→ EXERCISE AIM
Return the whole listing, line for line, without the pictures in it.

→ AVAILABLE DATA
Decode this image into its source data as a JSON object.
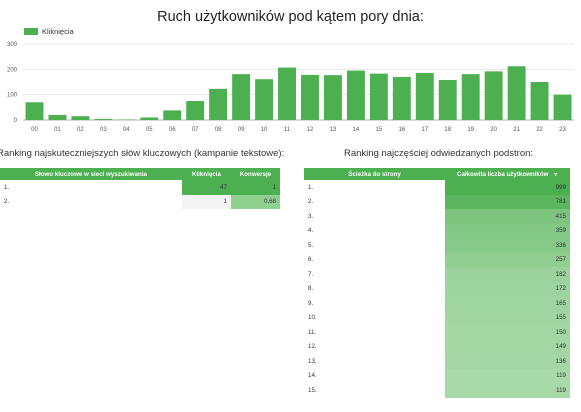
{
  "chart_data": {
    "type": "bar",
    "title": "Ruch użytkowników pod kątem pory dnia:",
    "legend": [
      "Kliknięcia"
    ],
    "categories": [
      "00",
      "01",
      "02",
      "03",
      "04",
      "05",
      "06",
      "07",
      "08",
      "09",
      "10",
      "11",
      "12",
      "13",
      "14",
      "15",
      "16",
      "17",
      "18",
      "19",
      "20",
      "21",
      "22",
      "23"
    ],
    "series": [
      {
        "name": "Kliknięcia",
        "values": [
          70,
          20,
          15,
          4,
          2,
          10,
          38,
          75,
          123,
          181,
          161,
          207,
          178,
          177,
          195,
          183,
          170,
          186,
          158,
          181,
          192,
          212,
          150,
          100
        ]
      }
    ],
    "ylim": [
      0,
      300
    ],
    "yticks": [
      0,
      100,
      200,
      300
    ],
    "color": "#4caf50",
    "grid": true,
    "legend_position": "top-left"
  },
  "keywords": {
    "title": "Ranking najskuteczniejszych słów kluczowych (kampanie tekstowe):",
    "headers": [
      "Słowo kluczowe w sieci wyszukiwania",
      "Kliknięcia",
      "Konwersje"
    ],
    "rows": [
      {
        "idx": "1.",
        "keyword": "",
        "clicks": "47",
        "conv": "1"
      },
      {
        "idx": "2.",
        "keyword": "",
        "clicks": "1",
        "conv": "0,68"
      }
    ]
  },
  "pages": {
    "title": "Ranking najczęściej odwiedzanych podstron:",
    "headers": [
      "Ścieżka do strony",
      "Całkowita liczba użytkowników"
    ],
    "sort_indicator": "▼",
    "rows": [
      {
        "idx": "1.",
        "path": "",
        "users": "999"
      },
      {
        "idx": "2.",
        "path": "",
        "users": "781"
      },
      {
        "idx": "3.",
        "path": "",
        "users": "415"
      },
      {
        "idx": "4.",
        "path": "",
        "users": "359"
      },
      {
        "idx": "5.",
        "path": "",
        "users": "336"
      },
      {
        "idx": "6.",
        "path": "",
        "users": "257"
      },
      {
        "idx": "7.",
        "path": "",
        "users": "182"
      },
      {
        "idx": "8.",
        "path": "",
        "users": "172"
      },
      {
        "idx": "9.",
        "path": "",
        "users": "165"
      },
      {
        "idx": "10.",
        "path": "",
        "users": "155"
      },
      {
        "idx": "11.",
        "path": "",
        "users": "150"
      },
      {
        "idx": "12.",
        "path": "",
        "users": "149"
      },
      {
        "idx": "13.",
        "path": "",
        "users": "136"
      },
      {
        "idx": "14.",
        "path": "",
        "users": "119"
      },
      {
        "idx": "15.",
        "path": "",
        "users": "119"
      }
    ]
  }
}
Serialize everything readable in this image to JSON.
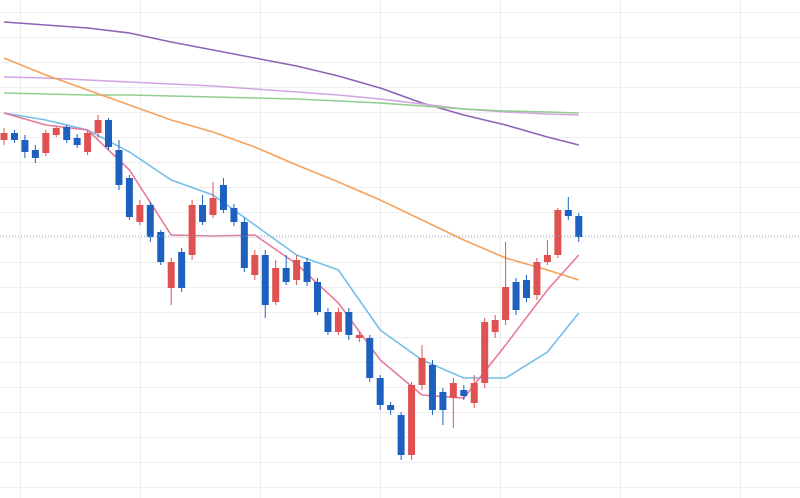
{
  "chart_data": {
    "type": "candlestick",
    "ylim": [
      2,
      500
    ],
    "up_color": "#e05252",
    "down_color": "#1e60c0",
    "open": [
      360,
      367,
      360,
      350,
      347,
      365,
      373,
      362,
      348,
      367,
      380,
      350,
      322,
      278,
      295,
      268,
      212,
      248,
      245,
      295,
      285,
      315,
      292,
      278,
      225,
      245,
      198,
      232,
      220,
      238,
      218,
      188,
      168,
      188,
      162,
      162,
      122,
      95,
      85,
      45,
      115,
      135,
      108,
      102,
      110,
      97,
      117,
      168,
      180,
      218,
      220,
      205,
      238,
      245,
      290,
      284
    ],
    "high": [
      372,
      370,
      365,
      355,
      370,
      374,
      375,
      366,
      370,
      385,
      382,
      360,
      325,
      300,
      298,
      270,
      242,
      252,
      300,
      305,
      318,
      322,
      296,
      282,
      250,
      250,
      240,
      245,
      245,
      242,
      222,
      192,
      192,
      192,
      168,
      165,
      125,
      98,
      88,
      118,
      155,
      140,
      112,
      122,
      115,
      125,
      182,
      185,
      258,
      222,
      225,
      242,
      260,
      292,
      303,
      287
    ],
    "low": [
      355,
      357,
      342,
      337,
      344,
      363,
      357,
      352,
      345,
      362,
      350,
      310,
      280,
      275,
      258,
      235,
      195,
      208,
      240,
      275,
      282,
      287,
      274,
      228,
      220,
      182,
      195,
      215,
      215,
      214,
      185,
      165,
      165,
      160,
      158,
      118,
      90,
      85,
      40,
      40,
      110,
      85,
      75,
      72,
      100,
      92,
      112,
      162,
      175,
      185,
      198,
      200,
      235,
      242,
      280,
      258
    ],
    "close": [
      367,
      360,
      348,
      342,
      367,
      372,
      360,
      355,
      367,
      380,
      353,
      315,
      283,
      295,
      263,
      238,
      238,
      212,
      295,
      278,
      302,
      290,
      278,
      232,
      245,
      195,
      232,
      218,
      240,
      218,
      188,
      168,
      188,
      165,
      165,
      122,
      95,
      90,
      45,
      115,
      142,
      90,
      90,
      117,
      104,
      117,
      178,
      180,
      213,
      190,
      202,
      238,
      245,
      290,
      284,
      263
    ],
    "line_x": [
      0,
      4,
      8,
      12,
      16,
      20,
      24,
      28,
      32,
      36,
      40,
      44,
      48,
      52,
      55
    ],
    "series": [
      {
        "color": "#8e63b5",
        "values": [
          478,
          475,
          472,
          467,
          458,
          450,
          442,
          434,
          424,
          412,
          397,
          385,
          375,
          363,
          355
        ]
      },
      {
        "color": "#d3a5e0",
        "values": [
          423,
          422,
          420,
          418,
          416,
          414,
          411,
          408,
          405,
          401,
          396,
          391,
          388,
          386,
          385
        ]
      },
      {
        "color": "#8fce8f",
        "values": [
          407,
          406,
          405,
          405,
          404,
          403,
          402,
          401,
          399,
          397,
          394,
          391,
          389,
          388,
          387
        ]
      },
      {
        "color": "#f5a25d",
        "values": [
          442,
          425,
          410,
          395,
          380,
          368,
          353,
          335,
          318,
          300,
          280,
          260,
          242,
          230,
          220
        ]
      },
      {
        "color": "#74bfea",
        "values": [
          387,
          380,
          370,
          348,
          320,
          305,
          275,
          245,
          230,
          170,
          140,
          122,
          122,
          148,
          187
        ]
      },
      {
        "color": "#e8799a",
        "values": [
          387,
          375,
          370,
          330,
          265,
          264,
          265,
          236,
          197,
          140,
          105,
          102,
          155,
          210,
          245
        ]
      }
    ],
    "price_line": 264
  }
}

→ ANSWER BELOW
Decode this image into its source data as a JSON object.
{
  "chart_data": {
    "type": "bar",
    "title": "Ruch użytkowników pod kątem pory dnia:",
    "legend": [
      "Kliknięcia"
    ],
    "categories": [
      "00",
      "01",
      "02",
      "03",
      "04",
      "05",
      "06",
      "07",
      "08",
      "09",
      "10",
      "11",
      "12",
      "13",
      "14",
      "15",
      "16",
      "17",
      "18",
      "19",
      "20",
      "21",
      "22",
      "23"
    ],
    "series": [
      {
        "name": "Kliknięcia",
        "values": [
          70,
          20,
          15,
          4,
          2,
          10,
          38,
          75,
          123,
          181,
          161,
          207,
          178,
          177,
          195,
          183,
          170,
          186,
          158,
          181,
          192,
          212,
          150,
          100
        ]
      }
    ],
    "ylim": [
      0,
      300
    ],
    "yticks": [
      0,
      100,
      200,
      300
    ],
    "color": "#4caf50",
    "grid": true,
    "legend_position": "top-left"
  },
  "keywords": {
    "title": "Ranking najskuteczniejszych słów kluczowych (kampanie tekstowe):",
    "headers": [
      "Słowo kluczowe w sieci wyszukiwania",
      "Kliknięcia",
      "Konwersje"
    ],
    "rows": [
      {
        "idx": "1.",
        "keyword": "",
        "clicks": "47",
        "conv": "1"
      },
      {
        "idx": "2.",
        "keyword": "",
        "clicks": "1",
        "conv": "0,68"
      }
    ]
  },
  "pages": {
    "title": "Ranking najczęściej odwiedzanych podstron:",
    "headers": [
      "Ścieżka do strony",
      "Całkowita liczba użytkowników"
    ],
    "sort_indicator": "▼",
    "rows": [
      {
        "idx": "1.",
        "path": "",
        "users": "999"
      },
      {
        "idx": "2.",
        "path": "",
        "users": "781"
      },
      {
        "idx": "3.",
        "path": "",
        "users": "415"
      },
      {
        "idx": "4.",
        "path": "",
        "users": "359"
      },
      {
        "idx": "5.",
        "path": "",
        "users": "336"
      },
      {
        "idx": "6.",
        "path": "",
        "users": "257"
      },
      {
        "idx": "7.",
        "path": "",
        "users": "182"
      },
      {
        "idx": "8.",
        "path": "",
        "users": "172"
      },
      {
        "idx": "9.",
        "path": "",
        "users": "165"
      },
      {
        "idx": "10.",
        "path": "",
        "users": "155"
      },
      {
        "idx": "11.",
        "path": "",
        "users": "150"
      },
      {
        "idx": "12.",
        "path": "",
        "users": "149"
      },
      {
        "idx": "13.",
        "path": "",
        "users": "136"
      },
      {
        "idx": "14.",
        "path": "",
        "users": "119"
      },
      {
        "idx": "15.",
        "path": "",
        "users": "119"
      }
    ]
  }
}
Serialize everything readable in this image to JSON.
{
  "chart_data": {
    "type": "candlestick",
    "ylim": [
      2,
      500
    ],
    "up_color": "#e05252",
    "down_color": "#1e60c0",
    "open": [
      360,
      367,
      360,
      350,
      347,
      365,
      373,
      362,
      348,
      367,
      380,
      350,
      322,
      278,
      295,
      268,
      212,
      248,
      245,
      295,
      285,
      315,
      292,
      278,
      225,
      245,
      198,
      232,
      220,
      238,
      218,
      188,
      168,
      188,
      162,
      162,
      122,
      95,
      85,
      45,
      115,
      135,
      108,
      102,
      110,
      97,
      117,
      168,
      180,
      218,
      220,
      205,
      238,
      245,
      290,
      284
    ],
    "high": [
      372,
      370,
      365,
      355,
      370,
      374,
      375,
      366,
      370,
      385,
      382,
      360,
      325,
      300,
      298,
      270,
      242,
      252,
      300,
      305,
      318,
      322,
      296,
      282,
      250,
      250,
      240,
      245,
      245,
      242,
      222,
      192,
      192,
      192,
      168,
      165,
      125,
      98,
      88,
      118,
      155,
      140,
      112,
      122,
      115,
      125,
      182,
      185,
      258,
      222,
      225,
      242,
      260,
      292,
      303,
      287
    ],
    "low": [
      355,
      357,
      342,
      337,
      344,
      363,
      357,
      352,
      345,
      362,
      350,
      310,
      280,
      275,
      258,
      235,
      195,
      208,
      240,
      275,
      282,
      287,
      274,
      228,
      220,
      182,
      195,
      215,
      215,
      214,
      185,
      165,
      165,
      160,
      158,
      118,
      90,
      85,
      40,
      40,
      110,
      85,
      75,
      72,
      100,
      92,
      112,
      162,
      175,
      185,
      198,
      200,
      235,
      242,
      280,
      258
    ],
    "close": [
      367,
      360,
      348,
      342,
      367,
      372,
      360,
      355,
      367,
      380,
      353,
      315,
      283,
      295,
      263,
      238,
      238,
      212,
      295,
      278,
      302,
      290,
      278,
      232,
      245,
      195,
      232,
      218,
      240,
      218,
      188,
      168,
      188,
      165,
      165,
      122,
      95,
      90,
      45,
      115,
      142,
      90,
      90,
      117,
      104,
      117,
      178,
      180,
      213,
      190,
      202,
      238,
      245,
      290,
      284,
      263
    ],
    "line_x": [
      0,
      4,
      8,
      12,
      16,
      20,
      24,
      28,
      32,
      36,
      40,
      44,
      48,
      52,
      55
    ],
    "series": [
      {
        "color": "#8e63b5",
        "values": [
          478,
          475,
          472,
          467,
          458,
          450,
          442,
          434,
          424,
          412,
          397,
          385,
          375,
          363,
          355
        ]
      },
      {
        "color": "#d3a5e0",
        "values": [
          423,
          422,
          420,
          418,
          416,
          414,
          411,
          408,
          405,
          401,
          396,
          391,
          388,
          386,
          385
        ]
      },
      {
        "color": "#8fce8f",
        "values": [
          407,
          406,
          405,
          405,
          404,
          403,
          402,
          401,
          399,
          397,
          394,
          391,
          389,
          388,
          387
        ]
      },
      {
        "color": "#f5a25d",
        "values": [
          442,
          425,
          410,
          395,
          380,
          368,
          353,
          335,
          318,
          300,
          280,
          260,
          242,
          230,
          220
        ]
      },
      {
        "color": "#74bfea",
        "values": [
          387,
          380,
          370,
          348,
          320,
          305,
          275,
          245,
          230,
          170,
          140,
          122,
          122,
          148,
          187
        ]
      },
      {
        "color": "#e8799a",
        "values": [
          387,
          375,
          370,
          330,
          265,
          264,
          265,
          236,
          197,
          140,
          105,
          102,
          155,
          210,
          245
        ]
      }
    ],
    "price_line": 264
  }
}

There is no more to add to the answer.